WHAT TO WORK ON: Out of all the lines below, count those with the word "source". Give the number only.

-- start WORKING DATA --

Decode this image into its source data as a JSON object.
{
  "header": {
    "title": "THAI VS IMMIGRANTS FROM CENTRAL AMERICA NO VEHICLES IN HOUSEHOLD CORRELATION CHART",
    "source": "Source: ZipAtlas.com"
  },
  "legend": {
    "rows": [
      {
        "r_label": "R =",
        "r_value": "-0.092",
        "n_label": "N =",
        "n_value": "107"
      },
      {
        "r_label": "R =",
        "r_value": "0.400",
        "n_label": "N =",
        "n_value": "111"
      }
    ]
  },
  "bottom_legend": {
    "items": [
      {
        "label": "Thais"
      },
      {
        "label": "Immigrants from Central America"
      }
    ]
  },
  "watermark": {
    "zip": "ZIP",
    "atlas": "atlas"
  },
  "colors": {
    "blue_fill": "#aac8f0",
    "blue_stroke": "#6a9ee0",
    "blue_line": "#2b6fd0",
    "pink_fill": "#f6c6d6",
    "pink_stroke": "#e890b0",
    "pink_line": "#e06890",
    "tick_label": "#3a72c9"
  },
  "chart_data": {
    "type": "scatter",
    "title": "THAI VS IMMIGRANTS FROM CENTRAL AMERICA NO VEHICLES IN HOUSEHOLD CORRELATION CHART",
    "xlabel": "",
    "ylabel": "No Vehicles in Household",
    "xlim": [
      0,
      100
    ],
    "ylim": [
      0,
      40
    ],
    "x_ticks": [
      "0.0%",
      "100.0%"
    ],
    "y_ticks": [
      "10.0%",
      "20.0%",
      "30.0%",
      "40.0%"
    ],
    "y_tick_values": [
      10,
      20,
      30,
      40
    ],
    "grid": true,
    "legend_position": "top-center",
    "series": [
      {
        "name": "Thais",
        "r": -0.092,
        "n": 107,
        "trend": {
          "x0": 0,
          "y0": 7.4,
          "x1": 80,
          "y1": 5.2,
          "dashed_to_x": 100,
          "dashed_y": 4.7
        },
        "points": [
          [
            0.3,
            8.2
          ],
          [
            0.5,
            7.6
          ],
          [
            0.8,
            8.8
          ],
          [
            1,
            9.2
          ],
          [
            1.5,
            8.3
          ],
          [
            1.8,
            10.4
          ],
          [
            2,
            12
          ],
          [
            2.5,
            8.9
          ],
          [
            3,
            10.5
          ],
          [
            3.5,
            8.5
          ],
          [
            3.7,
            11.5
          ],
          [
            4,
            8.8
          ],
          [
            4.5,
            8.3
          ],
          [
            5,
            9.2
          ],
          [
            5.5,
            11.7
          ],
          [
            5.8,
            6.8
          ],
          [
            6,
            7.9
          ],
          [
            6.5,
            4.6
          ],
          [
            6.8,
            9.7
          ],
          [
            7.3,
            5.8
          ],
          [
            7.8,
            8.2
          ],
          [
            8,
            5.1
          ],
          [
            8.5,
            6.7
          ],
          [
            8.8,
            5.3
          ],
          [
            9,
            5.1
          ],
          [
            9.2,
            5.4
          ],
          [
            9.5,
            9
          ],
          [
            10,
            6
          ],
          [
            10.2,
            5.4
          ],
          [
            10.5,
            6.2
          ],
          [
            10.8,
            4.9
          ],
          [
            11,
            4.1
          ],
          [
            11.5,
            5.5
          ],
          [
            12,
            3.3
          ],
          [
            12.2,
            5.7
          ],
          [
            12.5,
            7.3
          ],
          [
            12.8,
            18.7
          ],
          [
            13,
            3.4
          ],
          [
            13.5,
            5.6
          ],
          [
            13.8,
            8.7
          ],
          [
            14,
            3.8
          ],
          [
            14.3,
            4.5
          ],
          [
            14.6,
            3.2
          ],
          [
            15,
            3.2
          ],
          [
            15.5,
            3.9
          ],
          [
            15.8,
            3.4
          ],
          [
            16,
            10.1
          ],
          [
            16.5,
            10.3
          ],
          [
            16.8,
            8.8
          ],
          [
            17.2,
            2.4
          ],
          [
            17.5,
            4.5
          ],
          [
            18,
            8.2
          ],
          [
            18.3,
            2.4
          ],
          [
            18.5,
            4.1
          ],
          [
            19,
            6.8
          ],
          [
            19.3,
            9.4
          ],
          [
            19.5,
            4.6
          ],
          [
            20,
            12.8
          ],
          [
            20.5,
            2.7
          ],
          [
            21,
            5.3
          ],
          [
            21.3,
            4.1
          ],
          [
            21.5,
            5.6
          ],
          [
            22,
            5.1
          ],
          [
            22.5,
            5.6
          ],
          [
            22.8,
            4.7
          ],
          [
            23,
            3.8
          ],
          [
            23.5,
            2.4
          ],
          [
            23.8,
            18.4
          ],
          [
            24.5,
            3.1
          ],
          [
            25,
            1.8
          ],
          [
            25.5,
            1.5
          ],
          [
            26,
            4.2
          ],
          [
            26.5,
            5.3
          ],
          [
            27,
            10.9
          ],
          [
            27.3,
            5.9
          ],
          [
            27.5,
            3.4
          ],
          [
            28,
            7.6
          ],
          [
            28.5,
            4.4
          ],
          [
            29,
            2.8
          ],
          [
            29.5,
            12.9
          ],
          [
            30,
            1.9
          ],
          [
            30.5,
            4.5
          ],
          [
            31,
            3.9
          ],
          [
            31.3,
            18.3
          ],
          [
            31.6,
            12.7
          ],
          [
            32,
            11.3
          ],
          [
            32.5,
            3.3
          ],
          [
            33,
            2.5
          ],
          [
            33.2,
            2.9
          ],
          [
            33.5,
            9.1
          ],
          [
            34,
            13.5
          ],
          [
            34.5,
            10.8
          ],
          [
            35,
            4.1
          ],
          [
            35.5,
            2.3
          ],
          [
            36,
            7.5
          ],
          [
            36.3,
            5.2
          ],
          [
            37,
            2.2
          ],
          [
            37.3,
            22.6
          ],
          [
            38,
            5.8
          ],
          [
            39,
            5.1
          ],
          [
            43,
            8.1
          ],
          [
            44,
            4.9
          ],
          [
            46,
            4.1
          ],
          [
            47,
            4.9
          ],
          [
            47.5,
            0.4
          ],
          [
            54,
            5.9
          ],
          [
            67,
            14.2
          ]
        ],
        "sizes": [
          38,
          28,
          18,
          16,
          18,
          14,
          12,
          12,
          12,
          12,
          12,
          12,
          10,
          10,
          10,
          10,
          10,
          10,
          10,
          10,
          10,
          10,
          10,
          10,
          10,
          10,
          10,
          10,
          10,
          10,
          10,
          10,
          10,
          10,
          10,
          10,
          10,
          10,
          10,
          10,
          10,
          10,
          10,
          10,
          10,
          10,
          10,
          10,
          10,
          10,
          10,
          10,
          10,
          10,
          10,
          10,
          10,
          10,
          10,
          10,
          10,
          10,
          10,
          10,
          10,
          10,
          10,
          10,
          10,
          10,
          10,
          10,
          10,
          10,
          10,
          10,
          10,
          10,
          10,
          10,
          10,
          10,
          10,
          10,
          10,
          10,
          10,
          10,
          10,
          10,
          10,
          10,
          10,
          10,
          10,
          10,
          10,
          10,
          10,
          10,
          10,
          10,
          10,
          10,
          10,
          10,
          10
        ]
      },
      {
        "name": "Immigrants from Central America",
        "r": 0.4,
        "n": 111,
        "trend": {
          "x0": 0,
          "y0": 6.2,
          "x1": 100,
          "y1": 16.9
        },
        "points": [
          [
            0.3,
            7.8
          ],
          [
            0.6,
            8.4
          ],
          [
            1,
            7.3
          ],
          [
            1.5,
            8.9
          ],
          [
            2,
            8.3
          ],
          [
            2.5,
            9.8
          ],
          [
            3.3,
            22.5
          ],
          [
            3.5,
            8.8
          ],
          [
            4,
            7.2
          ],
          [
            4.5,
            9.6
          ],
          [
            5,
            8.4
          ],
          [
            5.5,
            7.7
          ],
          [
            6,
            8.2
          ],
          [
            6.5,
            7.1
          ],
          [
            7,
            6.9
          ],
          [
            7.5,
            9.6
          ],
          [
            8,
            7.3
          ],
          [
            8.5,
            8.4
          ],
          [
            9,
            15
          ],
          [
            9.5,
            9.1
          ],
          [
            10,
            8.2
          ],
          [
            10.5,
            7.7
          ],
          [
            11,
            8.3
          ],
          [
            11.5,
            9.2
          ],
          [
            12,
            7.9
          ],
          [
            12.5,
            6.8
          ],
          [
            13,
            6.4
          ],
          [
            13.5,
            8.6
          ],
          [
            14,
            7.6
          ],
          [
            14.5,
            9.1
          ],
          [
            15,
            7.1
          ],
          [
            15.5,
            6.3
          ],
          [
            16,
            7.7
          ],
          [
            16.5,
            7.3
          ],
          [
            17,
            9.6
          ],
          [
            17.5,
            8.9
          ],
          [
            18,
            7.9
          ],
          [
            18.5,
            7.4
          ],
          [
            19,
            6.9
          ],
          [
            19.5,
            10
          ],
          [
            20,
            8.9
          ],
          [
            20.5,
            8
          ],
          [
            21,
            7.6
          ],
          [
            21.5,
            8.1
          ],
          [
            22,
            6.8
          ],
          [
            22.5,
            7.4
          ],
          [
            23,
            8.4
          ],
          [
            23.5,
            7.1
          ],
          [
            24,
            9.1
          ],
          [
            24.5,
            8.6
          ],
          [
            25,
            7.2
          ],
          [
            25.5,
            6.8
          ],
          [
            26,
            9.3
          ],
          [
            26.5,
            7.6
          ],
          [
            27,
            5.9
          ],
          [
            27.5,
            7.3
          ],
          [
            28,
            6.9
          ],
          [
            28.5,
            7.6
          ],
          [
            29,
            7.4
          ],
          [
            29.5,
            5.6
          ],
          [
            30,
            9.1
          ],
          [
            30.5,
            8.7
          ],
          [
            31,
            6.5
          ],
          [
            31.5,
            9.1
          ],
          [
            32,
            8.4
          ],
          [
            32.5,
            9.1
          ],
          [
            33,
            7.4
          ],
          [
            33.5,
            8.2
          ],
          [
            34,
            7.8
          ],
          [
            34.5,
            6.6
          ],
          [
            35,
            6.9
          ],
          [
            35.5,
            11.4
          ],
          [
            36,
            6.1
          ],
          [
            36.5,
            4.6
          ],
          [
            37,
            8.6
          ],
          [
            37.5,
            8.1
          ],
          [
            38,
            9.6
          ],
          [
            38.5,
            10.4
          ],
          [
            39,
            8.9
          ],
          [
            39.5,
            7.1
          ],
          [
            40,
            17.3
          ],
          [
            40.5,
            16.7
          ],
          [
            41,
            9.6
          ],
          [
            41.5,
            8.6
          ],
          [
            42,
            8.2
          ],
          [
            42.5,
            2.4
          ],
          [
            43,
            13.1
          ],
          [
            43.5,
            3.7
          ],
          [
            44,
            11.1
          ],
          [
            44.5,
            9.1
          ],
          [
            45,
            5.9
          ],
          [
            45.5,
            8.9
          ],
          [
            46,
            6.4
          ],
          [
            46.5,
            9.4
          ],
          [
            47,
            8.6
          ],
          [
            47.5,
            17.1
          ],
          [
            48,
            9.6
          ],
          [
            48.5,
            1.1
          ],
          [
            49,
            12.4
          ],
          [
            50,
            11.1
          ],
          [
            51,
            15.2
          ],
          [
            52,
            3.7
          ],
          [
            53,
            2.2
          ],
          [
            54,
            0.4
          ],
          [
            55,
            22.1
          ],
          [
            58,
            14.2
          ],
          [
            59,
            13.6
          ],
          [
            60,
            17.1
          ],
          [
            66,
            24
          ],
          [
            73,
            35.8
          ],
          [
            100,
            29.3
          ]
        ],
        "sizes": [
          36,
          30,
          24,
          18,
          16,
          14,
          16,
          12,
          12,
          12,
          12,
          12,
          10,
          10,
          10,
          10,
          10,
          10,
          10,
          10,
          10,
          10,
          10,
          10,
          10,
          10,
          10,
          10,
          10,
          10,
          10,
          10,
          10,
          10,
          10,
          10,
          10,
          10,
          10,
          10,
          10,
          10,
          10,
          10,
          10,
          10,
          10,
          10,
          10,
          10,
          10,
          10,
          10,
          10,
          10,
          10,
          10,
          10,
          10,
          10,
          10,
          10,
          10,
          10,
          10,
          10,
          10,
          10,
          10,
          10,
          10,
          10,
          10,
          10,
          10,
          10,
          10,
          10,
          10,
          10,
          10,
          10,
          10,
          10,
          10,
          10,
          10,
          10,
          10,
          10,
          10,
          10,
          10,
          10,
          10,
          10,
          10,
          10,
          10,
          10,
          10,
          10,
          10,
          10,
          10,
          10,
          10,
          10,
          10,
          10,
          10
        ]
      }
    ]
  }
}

-- end WORKING DATA --

FULL RESPONSE: 2